┏━━

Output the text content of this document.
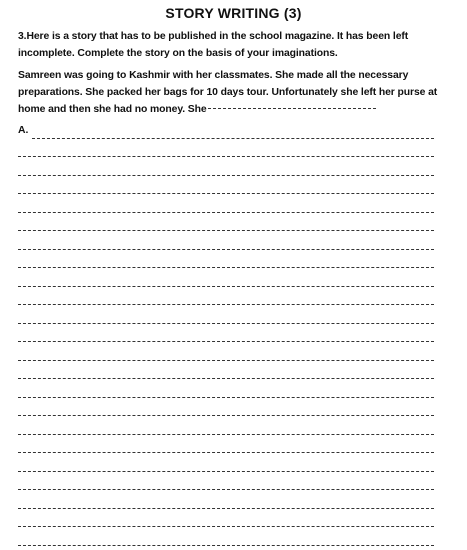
STORY WRITING (3)
3.Here is a story that has to be published in the school magazine. It has been left incomplete. Complete the story on the basis of your imaginations.
Samreen was going to Kashmir with her classmates. She made all the necessary preparations. She packed her bags for 10 days tour. Unfortunately she left her purse at home and then she had no money. She
A.
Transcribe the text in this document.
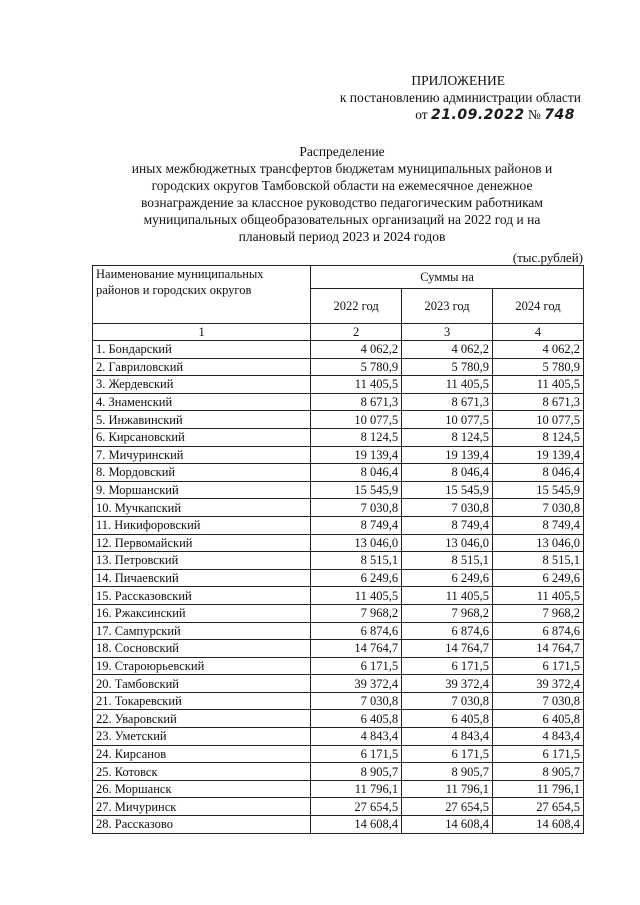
ПРИЛОЖЕНИЕ
к постановлению администрации области
от 21.09.2022 № 748
Распределение
иных межбюджетных трансфертов бюджетам муниципальных районов и
городских округов Тамбовской области на ежемесячное денежное
вознаграждение за классное руководство педагогическим работникам
муниципальных общеобразовательных организаций на 2022 год и на
плановый период 2023 и 2024 годов
(тыс.рублей)
Наименование муниципальных районов и городских округов	Суммы на		
	2022 год	2023 год	2024 год
1	2	3	4
1. Бондарский	4 062,2	4 062,2	4 062,2
2. Гавриловский	5 780,9	5 780,9	5 780,9
3. Жердевский	11 405,5	11 405,5	11 405,5
4. Знаменский	8 671,3	8 671,3	8 671,3
5. Инжавинский	10 077,5	10 077,5	10 077,5
6. Кирсановский	8 124,5	8 124,5	8 124,5
7. Мичуринский	19 139,4	19 139,4	19 139,4
8. Мордовский	8 046,4	8 046,4	8 046,4
9. Моршанский	15 545,9	15 545,9	15 545,9
10. Мучкапский	7 030,8	7 030,8	7 030,8
11. Никифоровский	8 749,4	8 749,4	8 749,4
12. Первомайский	13 046,0	13 046,0	13 046,0
13. Петровский	8 515,1	8 515,1	8 515,1
14. Пичаевский	6 249,6	6 249,6	6 249,6
15. Рассказовский	11 405,5	11 405,5	11 405,5
16. Ржаксинский	7 968,2	7 968,2	7 968,2
17. Сампурский	6 874,6	6 874,6	6 874,6
18. Сосновский	14 764,7	14 764,7	14 764,7
19. Староюрьевский	6 171,5	6 171,5	6 171,5
20. Тамбовский	39 372,4	39 372,4	39 372,4
21. Токаревский	7 030,8	7 030,8	7 030,8
22. Уваровский	6 405,8	6 405,8	6 405,8
23. Уметский	4 843,4	4 843,4	4 843,4
24. Кирсанов	6 171,5	6 171,5	6 171,5
25. Котовск	8 905,7	8 905,7	8 905,7
26. Моршанск	11 796,1	11 796,1	11 796,1
27. Мичуринск	27 654,5	27 654,5	27 654,5
28. Рассказово	14 608,4	14 608,4	14 608,4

┗━━

Search the data for the string "округов" and copy each line where it appears.

городских округов Тамбовской области на ежемесячное денежное
Наименование муниципальных районов и городских округов	Суммы на		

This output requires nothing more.